--- BEGIN ---
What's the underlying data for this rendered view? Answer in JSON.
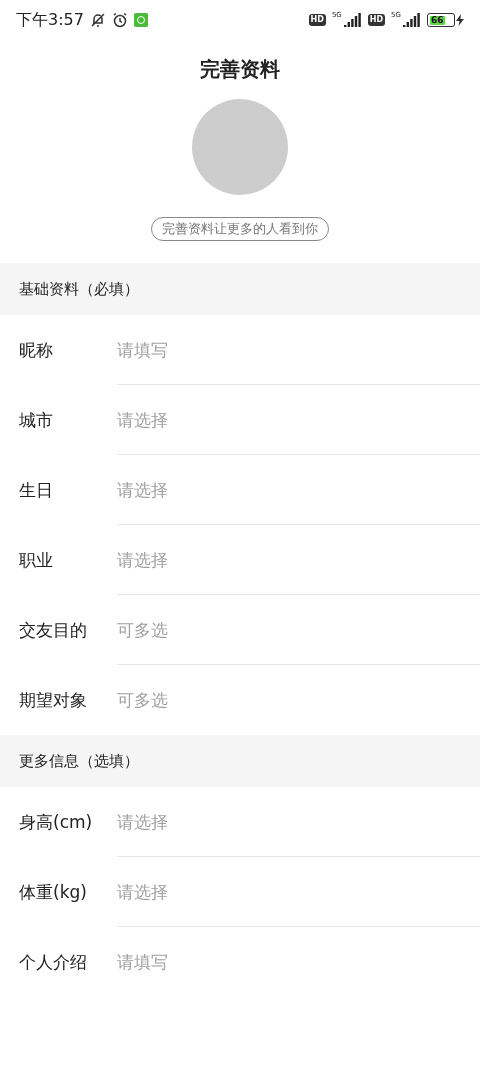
{
  "status_bar": {
    "time": "下午3:57",
    "sims": [
      {
        "hd": "HD",
        "network": "5G"
      },
      {
        "hd": "HD",
        "network": "5G"
      }
    ],
    "battery": "66"
  },
  "title": "完善资料",
  "avatar": {
    "hint": "完善资料让更多的人看到你"
  },
  "sections": [
    {
      "title": "基础资料（必填）",
      "fields": [
        {
          "label": "昵称",
          "placeholder": "请填写"
        },
        {
          "label": "城市",
          "placeholder": "请选择"
        },
        {
          "label": "生日",
          "placeholder": "请选择"
        },
        {
          "label": "职业",
          "placeholder": "请选择"
        },
        {
          "label": "交友目的",
          "placeholder": "可多选"
        },
        {
          "label": "期望对象",
          "placeholder": "可多选"
        }
      ]
    },
    {
      "title": "更多信息（选填）",
      "fields": [
        {
          "label": "身高(cm)",
          "placeholder": "请选择"
        },
        {
          "label": "体重(kg)",
          "placeholder": "请选择"
        },
        {
          "label": "个人介绍",
          "placeholder": "请填写"
        }
      ]
    }
  ]
}
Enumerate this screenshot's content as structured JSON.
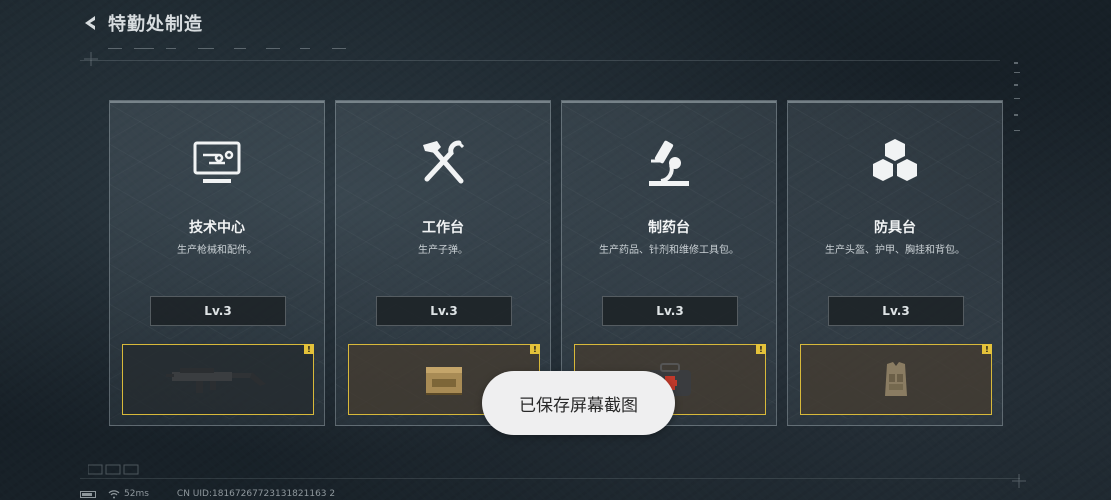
{
  "header": {
    "title": "特勤处制造"
  },
  "cards": [
    {
      "name": "技术中心",
      "desc": "生产枪械和配件。",
      "level": "Lv.3",
      "alert": "!"
    },
    {
      "name": "工作台",
      "desc": "生产子弹。",
      "level": "Lv.3",
      "alert": "!"
    },
    {
      "name": "制药台",
      "desc": "生产药品、针剂和维修工具包。",
      "level": "Lv.3",
      "alert": "!"
    },
    {
      "name": "防具台",
      "desc": "生产头盔、护甲、胸挂和背包。",
      "level": "Lv.3",
      "alert": "!"
    }
  ],
  "toast": "已保存屏幕截图",
  "status": {
    "ping": "52ms",
    "uid": "CN UID:18167267723131821163 2"
  },
  "colors": {
    "accent": "#d8b93a",
    "alert": "#e4c23a"
  },
  "icons": [
    "computer-icon",
    "hammer-wrench-icon",
    "microscope-icon",
    "cubes-icon"
  ]
}
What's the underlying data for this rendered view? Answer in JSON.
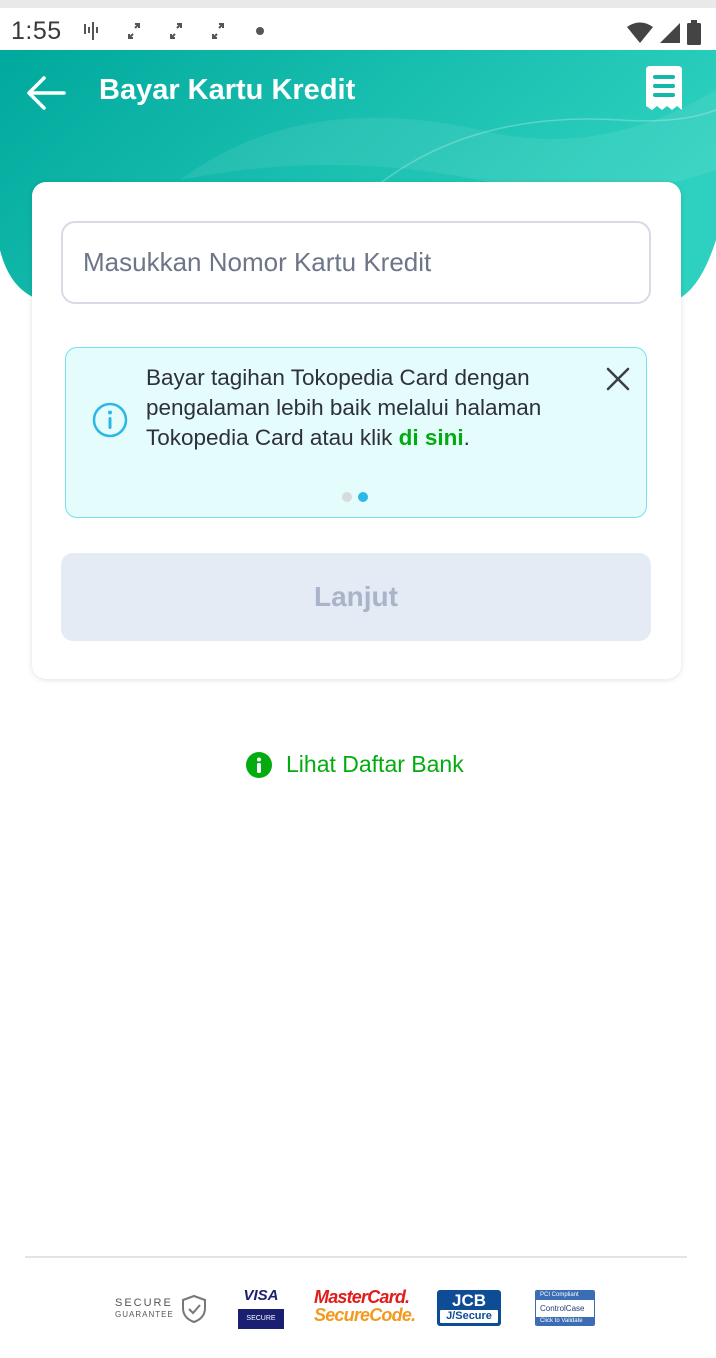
{
  "status_bar": {
    "time": "1:55",
    "left_icons": [
      "signal-activity-icon",
      "sync-icon",
      "sync-icon",
      "sync-icon",
      "dot-icon"
    ],
    "right_icons": [
      "wifi-icon",
      "cellular-icon",
      "battery-icon"
    ]
  },
  "header": {
    "title": "Bayar Kartu Kredit",
    "back_icon": "arrow-left-icon",
    "action_icon": "receipt-icon",
    "gradient": [
      "#00a99d",
      "#2ed1bf"
    ]
  },
  "form": {
    "card_number_placeholder": "Masukkan Nomor Kartu Kredit",
    "card_number_value": "",
    "submit_label": "Lanjut"
  },
  "ticker": {
    "text_before_link": "Bayar tagihan Tokopedia Card dengan pengalaman lebih baik melalui halaman Tokopedia Card atau klik ",
    "link_text": "di sini",
    "text_after_link": ".",
    "icon": "info-icon",
    "close_icon": "close-icon",
    "page_count": 2,
    "active_page": 2
  },
  "bank_list": {
    "label": "Lihat Daftar Bank",
    "icon": "info-filled-icon"
  },
  "footer": {
    "secure_guarantee": {
      "line1": "SECURE",
      "line2": "GUARANTEE",
      "icon": "shield-check-icon"
    },
    "visa": {
      "brand": "VISA",
      "sub": "SECURE"
    },
    "mastercard": {
      "line1": "MasterCard.",
      "line2": "SecureCode."
    },
    "jcb": {
      "brand": "JCB",
      "sub": "J/Secure"
    },
    "pci": {
      "line1": "PCI Compliant",
      "line2": "ControlCase",
      "line3": "Click to Validate"
    }
  },
  "colors": {
    "brand_green": "#03ac0e",
    "ticker_bg": "#e5fcfd",
    "ticker_border": "#77e0eb",
    "button_disabled_bg": "#e4ebf5",
    "button_disabled_text": "#aab4c8"
  }
}
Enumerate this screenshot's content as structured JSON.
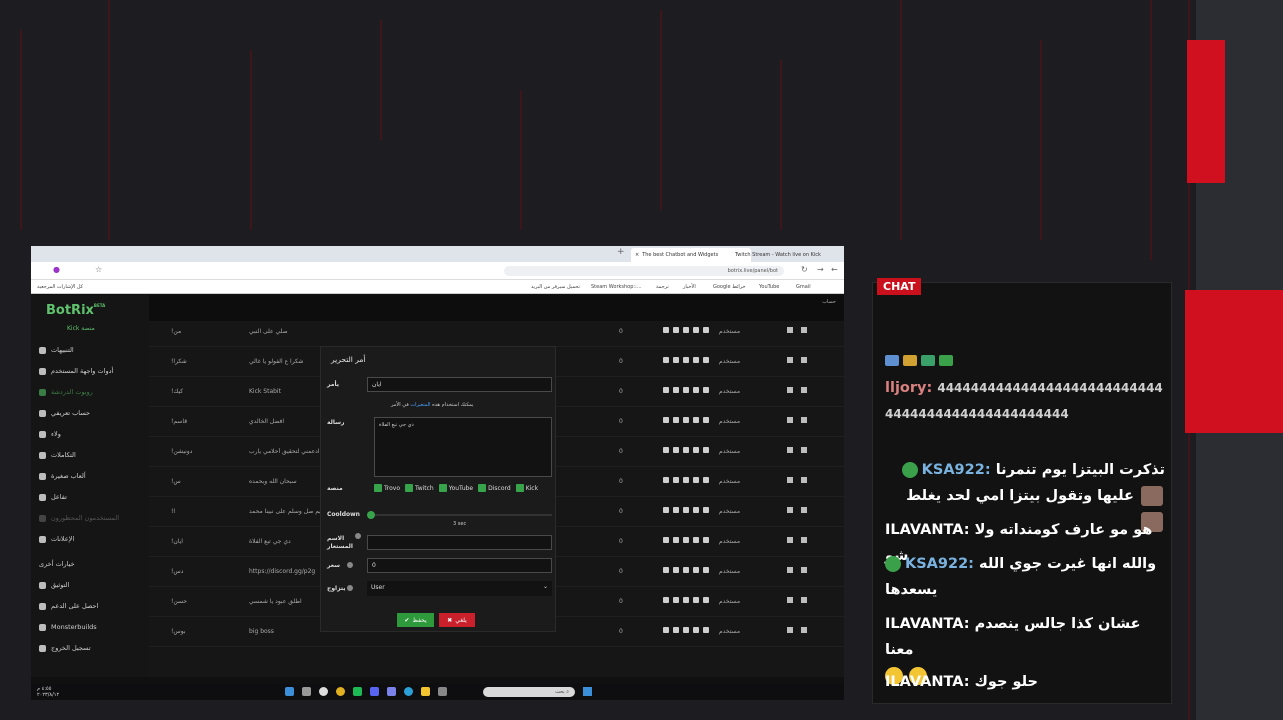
{
  "colors": {
    "accent_green": "#37a34a",
    "accent_red": "#c9202c",
    "chat_header": "#c9101c",
    "username_blue": "#7ab3e0",
    "username_pink": "#d98080",
    "username_white": "#f0f0f0"
  },
  "browser": {
    "tabs": [
      {
        "label": "The best Chatbot and Widgets",
        "active": true
      },
      {
        "label": "Twitch Stream - Watch live on Kick",
        "active": false
      }
    ],
    "url": "botrix.live/panel/bot",
    "bookmarks": [
      "Gmail",
      "YouTube",
      "Google خرائط",
      "الأخبار",
      "ترجمة",
      "Steam Workshop::...",
      "تحميل سيرفر من البريد",
      "كل الإشارات المرجعية"
    ]
  },
  "app": {
    "logo": "BotRix",
    "logo_badge": "BETA",
    "platform_tag": "Kick منصة",
    "account_label": "حساب",
    "menu": [
      {
        "label": "التنبيهات",
        "state": "normal"
      },
      {
        "label": "أدوات واجهة المستخدم",
        "state": "normal"
      },
      {
        "label": "روبوت الدردشة",
        "state": "green"
      },
      {
        "label": "حساب تعريفي",
        "state": "normal"
      },
      {
        "label": "ولاء",
        "state": "normal"
      },
      {
        "label": "التكاملات",
        "state": "normal"
      },
      {
        "label": "ألعاب صغيرة",
        "state": "normal"
      },
      {
        "label": "تفاعل",
        "state": "normal"
      },
      {
        "label": "المستخدمون المحظورون",
        "state": "dim"
      },
      {
        "label": "الإعلانات",
        "state": "normal"
      }
    ],
    "other_title": "خيارات أخرى",
    "other_menu": [
      "التوثيق",
      "احصل على الدعم",
      "Monsterbuilds",
      "تسجيل الخروج"
    ],
    "rows": [
      {
        "cmd": "!من",
        "msg": "صلي على النبي",
        "uses": "0",
        "role": "مستخدم"
      },
      {
        "cmd": "!شكرا",
        "msg": "شكرا ع الفولو يا غالي",
        "uses": "0",
        "role": "مستخدم"
      },
      {
        "cmd": "!كيك",
        "msg": "Kick Stabit",
        "uses": "0",
        "role": "مستخدم"
      },
      {
        "cmd": "!قاسم",
        "msg": "افضل الخالدي",
        "uses": "0",
        "role": "مستخدم"
      },
      {
        "cmd": "!دونيشن",
        "msg": "ادعمني لتحقيق أحلامي يارب",
        "uses": "0",
        "role": "مستخدم"
      },
      {
        "cmd": "!س",
        "msg": "سبحان الله وبحمده",
        "uses": "0",
        "role": "مستخدم"
      },
      {
        "cmd": "!ا",
        "msg": "اللهم صل وسلم على نبينا محمد",
        "uses": "0",
        "role": "مستخدم"
      },
      {
        "cmd": "!ايان",
        "msg": "دي جي تبع الفلاة",
        "uses": "0",
        "role": "مستخدم"
      },
      {
        "cmd": "!دس",
        "msg": "https://discord.gg/p2g",
        "uses": "0",
        "role": "مستخدم"
      },
      {
        "cmd": "!حسن",
        "msg": "اطلق عبود يا شمسي",
        "uses": "0",
        "role": "مستخدم"
      },
      {
        "cmd": "!بوس",
        "msg": "big boss",
        "uses": "0",
        "role": "مستخدم"
      }
    ]
  },
  "modal": {
    "title": "أمر التحرير",
    "command_label": "يأمر",
    "command_value": "ايان",
    "hint_prefix": "يمكنك استخدام هذه",
    "hint_link": "المتغيرات",
    "hint_suffix": "في الأمر",
    "message_label": "رسالة",
    "message_value": "دي جي تبع الفلاة",
    "platform_label": "منصة",
    "platforms": [
      "Trovo",
      "Twitch",
      "YouTube",
      "Discord",
      "Kick"
    ],
    "cooldown_label": "Cooldown",
    "cooldown_value": "3 sec",
    "cooldown_fraction": 0.0,
    "alias_label": "الاسم المستعار",
    "price_label": "سعر",
    "price_value": "0",
    "permission_label": "يتزاوج",
    "permission_value": "User",
    "save_label": "يحفظ",
    "cancel_label": "يلغي"
  },
  "taskbar": {
    "clock_time": "٤:٥٥ م",
    "clock_date": "٢٠٢٣/٨/١٢",
    "search_placeholder": "بحث"
  },
  "chat": {
    "header": "CHAT",
    "messages": [
      {
        "user": "lljory:",
        "user_color": "#d98080",
        "text": "4444444444444444444444444444444444444444444444444"
      },
      {
        "user": "KSA922:",
        "user_color": "#7ab3e0",
        "text": "تذكرت البيتزا يوم تنمرنا عليها وتقول بيتزا امي لحد يغلط"
      },
      {
        "user": "ILAVANTA:",
        "user_color": "#f0f0f0",
        "text": "هو مو عارف كومنداته ولا شو"
      },
      {
        "user": "KSA922:",
        "user_color": "#7ab3e0",
        "text": "والله انها غيرت جوي الله يسعدها"
      },
      {
        "user": "ILAVANTA:",
        "user_color": "#f0f0f0",
        "text": "عشان كذا جالس ينصدم معنا"
      },
      {
        "user": "ILAVANTA:",
        "user_color": "#f0f0f0",
        "text": "حلو جوك"
      }
    ]
  }
}
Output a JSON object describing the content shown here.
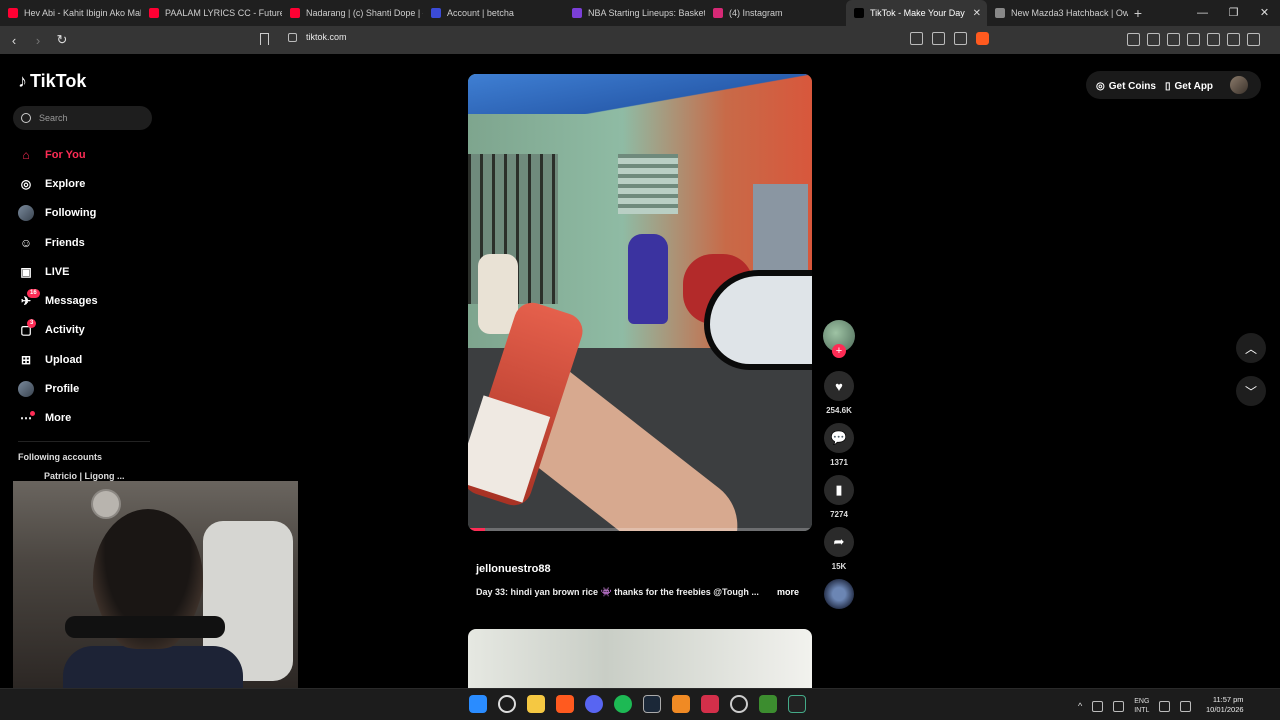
{
  "browser": {
    "tabs": [
      {
        "label": "Hev Abi - Kahit Ibigin Ako Mal",
        "color": "#ff0033"
      },
      {
        "label": "PAALAM LYRICS CC - Future Th",
        "color": "#ff0033"
      },
      {
        "label": "Nadarang | (c) Shanti Dope | #",
        "color": "#ff0033"
      },
      {
        "label": "Account | betcha",
        "color": "#3b4bd8"
      },
      {
        "label": "NBA Starting Lineups: Basketb",
        "color": "#7b3fd8"
      },
      {
        "label": "(4) Instagram",
        "color": "#d62976"
      },
      {
        "label": "TikTok - Make Your Day",
        "color": "#000000",
        "active": true
      },
      {
        "label": "New Mazda3 Hatchback | Own",
        "color": "#888888"
      }
    ],
    "url": "tiktok.com"
  },
  "sidebar": {
    "logo": "TikTok",
    "search_placeholder": "Search",
    "items": [
      {
        "label": "For You",
        "icon": "home-icon",
        "glyph": "⌂",
        "active": true
      },
      {
        "label": "Explore",
        "icon": "compass-icon",
        "glyph": "◎"
      },
      {
        "label": "Following",
        "icon": "avatar-icon",
        "glyph": ""
      },
      {
        "label": "Friends",
        "icon": "friends-icon",
        "glyph": "☺"
      },
      {
        "label": "LIVE",
        "icon": "live-icon",
        "glyph": "▣"
      },
      {
        "label": "Messages",
        "icon": "message-icon",
        "glyph": "✈",
        "badge": "16"
      },
      {
        "label": "Activity",
        "icon": "activity-icon",
        "glyph": "▢",
        "badge": "3"
      },
      {
        "label": "Upload",
        "icon": "upload-icon",
        "glyph": "⊞"
      },
      {
        "label": "Profile",
        "icon": "profile-icon",
        "glyph": ""
      },
      {
        "label": "More",
        "icon": "more-icon",
        "glyph": "⋯",
        "dot": true
      }
    ],
    "following_title": "Following accounts",
    "following_accounts": [
      "Patricio | Ligong ..."
    ]
  },
  "header": {
    "get_coins": "Get Coins",
    "get_app": "Get App"
  },
  "video": {
    "author": "jellonuestro88",
    "caption": "Day 33: hindi yan brown rice 👾 thanks for the freebies @Tough ...",
    "more": "more",
    "progress": 0.05,
    "likes": "254.6K",
    "comments": "1371",
    "saves": "7274",
    "shares": "15K"
  },
  "taskbar": {
    "lang_top": "ENG",
    "lang_bottom": "INTL",
    "time": "11:57 pm",
    "date": "10/01/2026"
  }
}
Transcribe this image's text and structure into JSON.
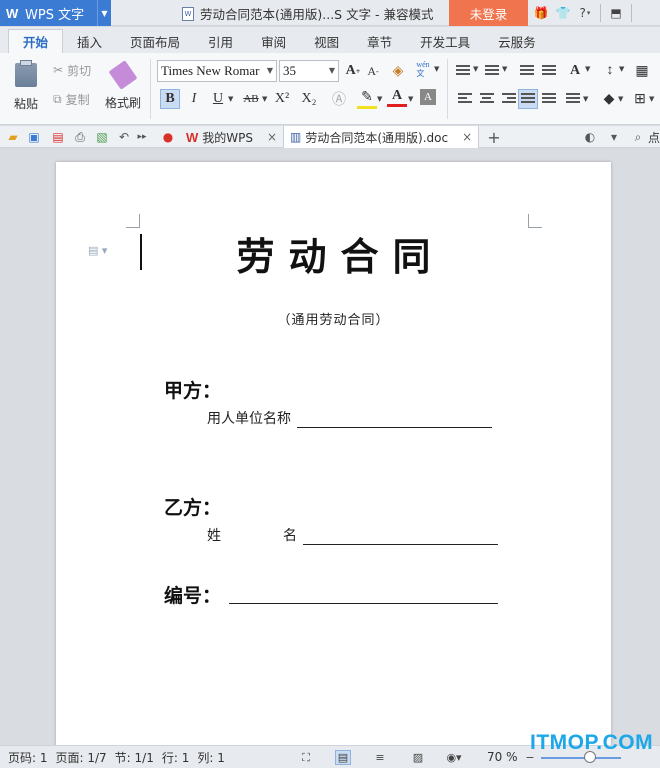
{
  "titlebar": {
    "app_name": "WPS 文字",
    "doc_title": "劳动合同范本(通用版)...S 文字 - 兼容模式",
    "login_label": "未登录",
    "icons": [
      "gift-icon",
      "shirt-icon",
      "help-icon",
      "restore-window-icon"
    ]
  },
  "ribbon_tabs": [
    "开始",
    "插入",
    "页面布局",
    "引用",
    "审阅",
    "视图",
    "章节",
    "开发工具",
    "云服务"
  ],
  "ribbon": {
    "paste_label": "粘贴",
    "cut_label": "剪切",
    "copy_label": "复制",
    "format_painter_label": "格式刷",
    "font_name": "Times New Romar",
    "font_size": "35",
    "wen_label": "wén\n文",
    "bold": "B",
    "italic": "I",
    "underline": "U",
    "strikethrough": "AB",
    "superscript": "X²",
    "subscript": "X₂",
    "font_color_label": "A",
    "shading_label": "A"
  },
  "qabar": {
    "doc_tabs": [
      {
        "label": "我的WPS"
      },
      {
        "label": "劳动合同范本(通用版).doc"
      }
    ],
    "right_label": "点"
  },
  "document": {
    "title": "劳动合同",
    "subtitle": "（通用劳动合同）",
    "party_a_label": "甲方：",
    "party_a_field": "用人单位名称",
    "party_b_label": "乙方：",
    "party_b_field_1": "姓",
    "party_b_field_2": "名",
    "number_label": "编号："
  },
  "statusbar": {
    "page_no": "页码: 1",
    "pages": "页面: 1/7",
    "section": "节: 1/1",
    "row": "行: 1",
    "col": "列: 1",
    "zoom": "70 %"
  },
  "watermark": "ITMOP.COM",
  "colors": {
    "accent_blue": "#3b7bd4",
    "login_orange": "#f0754e",
    "watermark": "#1ca7e8"
  }
}
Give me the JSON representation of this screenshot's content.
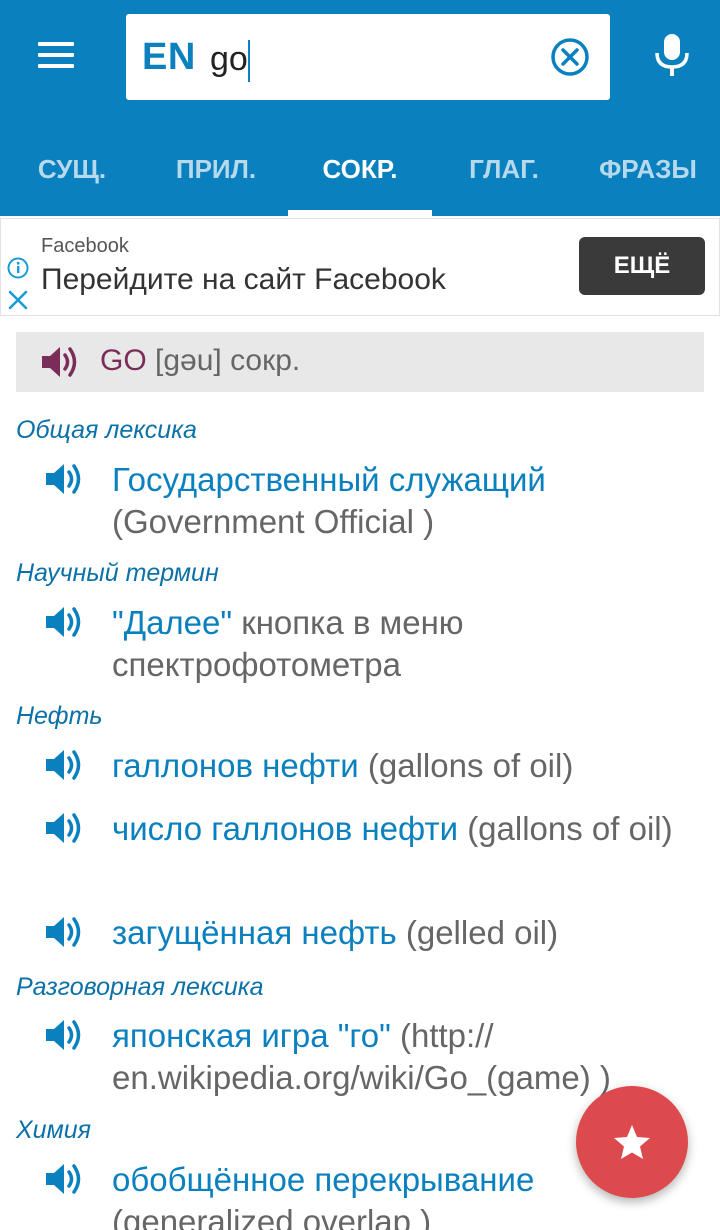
--- END ---
### Direction
Using the listing above, show each line holding the string "watermark".

### Solution below
  "watermark": "ITMOP.COM",
    "watermark": "#1ca7e8"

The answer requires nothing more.